- To be done
Compile every line that includes the word "team".

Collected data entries

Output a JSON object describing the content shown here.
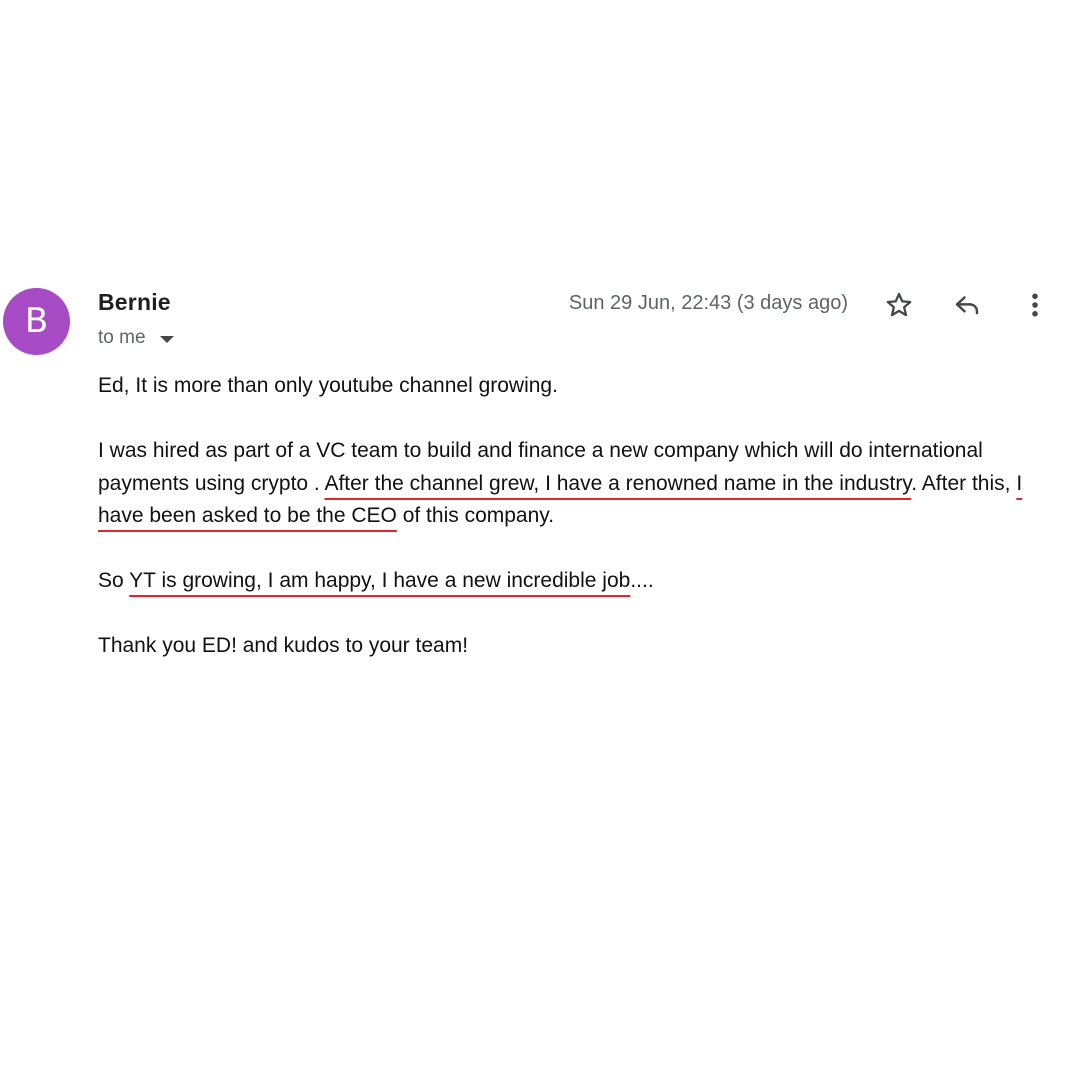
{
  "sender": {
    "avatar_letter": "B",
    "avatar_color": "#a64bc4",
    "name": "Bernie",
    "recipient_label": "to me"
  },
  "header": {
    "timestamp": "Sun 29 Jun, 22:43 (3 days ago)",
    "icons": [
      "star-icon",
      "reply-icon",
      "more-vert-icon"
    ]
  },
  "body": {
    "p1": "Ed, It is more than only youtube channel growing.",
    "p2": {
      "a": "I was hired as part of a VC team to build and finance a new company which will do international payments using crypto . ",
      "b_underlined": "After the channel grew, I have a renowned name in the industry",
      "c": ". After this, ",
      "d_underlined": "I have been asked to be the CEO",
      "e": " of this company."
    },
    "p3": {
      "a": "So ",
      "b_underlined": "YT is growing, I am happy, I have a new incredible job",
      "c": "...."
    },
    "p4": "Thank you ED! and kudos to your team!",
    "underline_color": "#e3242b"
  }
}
==
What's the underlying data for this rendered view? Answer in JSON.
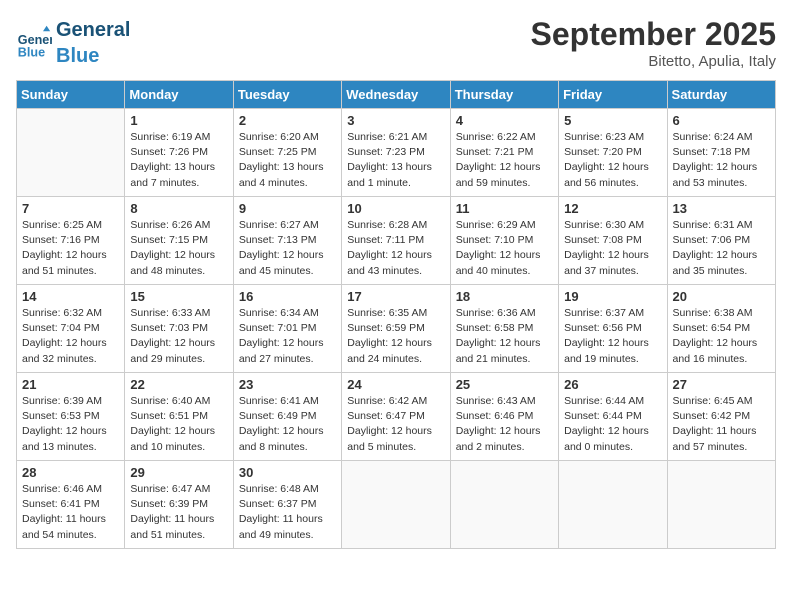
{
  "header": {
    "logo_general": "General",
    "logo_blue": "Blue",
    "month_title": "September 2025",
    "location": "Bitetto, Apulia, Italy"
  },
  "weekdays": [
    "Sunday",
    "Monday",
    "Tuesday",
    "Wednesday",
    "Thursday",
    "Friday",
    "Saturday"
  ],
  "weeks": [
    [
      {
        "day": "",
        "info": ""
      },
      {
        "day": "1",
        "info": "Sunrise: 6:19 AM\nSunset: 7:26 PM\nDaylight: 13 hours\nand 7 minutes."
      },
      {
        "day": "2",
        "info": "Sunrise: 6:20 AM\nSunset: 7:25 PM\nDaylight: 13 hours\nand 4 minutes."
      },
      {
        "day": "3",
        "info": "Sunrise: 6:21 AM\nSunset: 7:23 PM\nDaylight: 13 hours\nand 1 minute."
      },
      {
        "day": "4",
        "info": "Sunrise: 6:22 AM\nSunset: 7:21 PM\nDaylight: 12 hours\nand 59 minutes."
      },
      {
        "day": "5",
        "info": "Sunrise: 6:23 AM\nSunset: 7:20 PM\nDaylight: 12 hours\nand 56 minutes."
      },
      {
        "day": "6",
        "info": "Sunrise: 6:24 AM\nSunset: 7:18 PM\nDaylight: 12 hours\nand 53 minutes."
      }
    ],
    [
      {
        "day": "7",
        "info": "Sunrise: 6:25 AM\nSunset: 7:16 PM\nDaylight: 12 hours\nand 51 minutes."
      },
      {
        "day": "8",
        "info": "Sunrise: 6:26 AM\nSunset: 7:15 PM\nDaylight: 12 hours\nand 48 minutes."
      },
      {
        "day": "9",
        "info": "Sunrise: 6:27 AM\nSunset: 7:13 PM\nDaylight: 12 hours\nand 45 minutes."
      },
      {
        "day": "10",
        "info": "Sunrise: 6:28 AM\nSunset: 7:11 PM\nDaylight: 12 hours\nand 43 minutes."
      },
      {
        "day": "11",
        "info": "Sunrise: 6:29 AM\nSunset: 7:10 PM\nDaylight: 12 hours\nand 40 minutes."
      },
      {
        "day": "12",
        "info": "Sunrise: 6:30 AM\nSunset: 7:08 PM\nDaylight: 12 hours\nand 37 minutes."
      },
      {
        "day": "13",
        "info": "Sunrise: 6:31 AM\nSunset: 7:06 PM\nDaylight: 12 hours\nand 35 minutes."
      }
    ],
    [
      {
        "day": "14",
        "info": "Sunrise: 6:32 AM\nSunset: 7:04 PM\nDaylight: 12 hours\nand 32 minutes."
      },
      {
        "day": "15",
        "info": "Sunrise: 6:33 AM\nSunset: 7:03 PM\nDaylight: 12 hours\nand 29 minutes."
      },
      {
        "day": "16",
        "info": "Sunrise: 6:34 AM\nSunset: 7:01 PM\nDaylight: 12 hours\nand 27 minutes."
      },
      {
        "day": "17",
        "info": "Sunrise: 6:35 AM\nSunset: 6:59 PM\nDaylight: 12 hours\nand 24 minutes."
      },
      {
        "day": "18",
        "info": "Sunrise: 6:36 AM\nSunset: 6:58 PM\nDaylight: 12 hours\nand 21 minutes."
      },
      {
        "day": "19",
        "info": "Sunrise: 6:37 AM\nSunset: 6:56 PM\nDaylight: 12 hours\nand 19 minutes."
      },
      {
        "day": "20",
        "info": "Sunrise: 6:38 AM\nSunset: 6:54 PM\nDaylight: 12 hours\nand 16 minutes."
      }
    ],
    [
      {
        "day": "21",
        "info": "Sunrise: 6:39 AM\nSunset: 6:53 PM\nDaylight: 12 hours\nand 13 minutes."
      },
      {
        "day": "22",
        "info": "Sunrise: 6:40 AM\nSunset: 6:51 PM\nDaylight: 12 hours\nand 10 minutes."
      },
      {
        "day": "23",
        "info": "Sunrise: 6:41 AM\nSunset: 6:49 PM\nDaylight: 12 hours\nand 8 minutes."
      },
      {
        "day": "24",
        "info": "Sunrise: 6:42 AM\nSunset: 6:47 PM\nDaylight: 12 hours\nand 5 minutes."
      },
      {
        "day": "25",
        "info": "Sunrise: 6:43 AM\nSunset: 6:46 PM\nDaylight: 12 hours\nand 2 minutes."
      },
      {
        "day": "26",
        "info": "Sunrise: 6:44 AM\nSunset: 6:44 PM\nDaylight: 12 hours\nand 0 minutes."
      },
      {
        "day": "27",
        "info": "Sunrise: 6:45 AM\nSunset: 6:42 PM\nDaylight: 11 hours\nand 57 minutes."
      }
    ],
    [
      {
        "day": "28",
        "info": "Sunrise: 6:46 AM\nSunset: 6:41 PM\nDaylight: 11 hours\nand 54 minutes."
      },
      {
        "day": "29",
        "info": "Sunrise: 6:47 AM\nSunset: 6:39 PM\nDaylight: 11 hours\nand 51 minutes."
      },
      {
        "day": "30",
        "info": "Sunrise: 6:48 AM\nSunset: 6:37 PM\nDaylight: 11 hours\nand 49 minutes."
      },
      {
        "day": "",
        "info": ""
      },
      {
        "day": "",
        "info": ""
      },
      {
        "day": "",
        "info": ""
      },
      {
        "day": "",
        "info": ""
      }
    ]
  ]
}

- Problem solution
      "a": "I was hired as part of a VC team to build and finance a new company which will do international payments using crypto . ",
    "p4": "Thank you ED! and kudos to your team!",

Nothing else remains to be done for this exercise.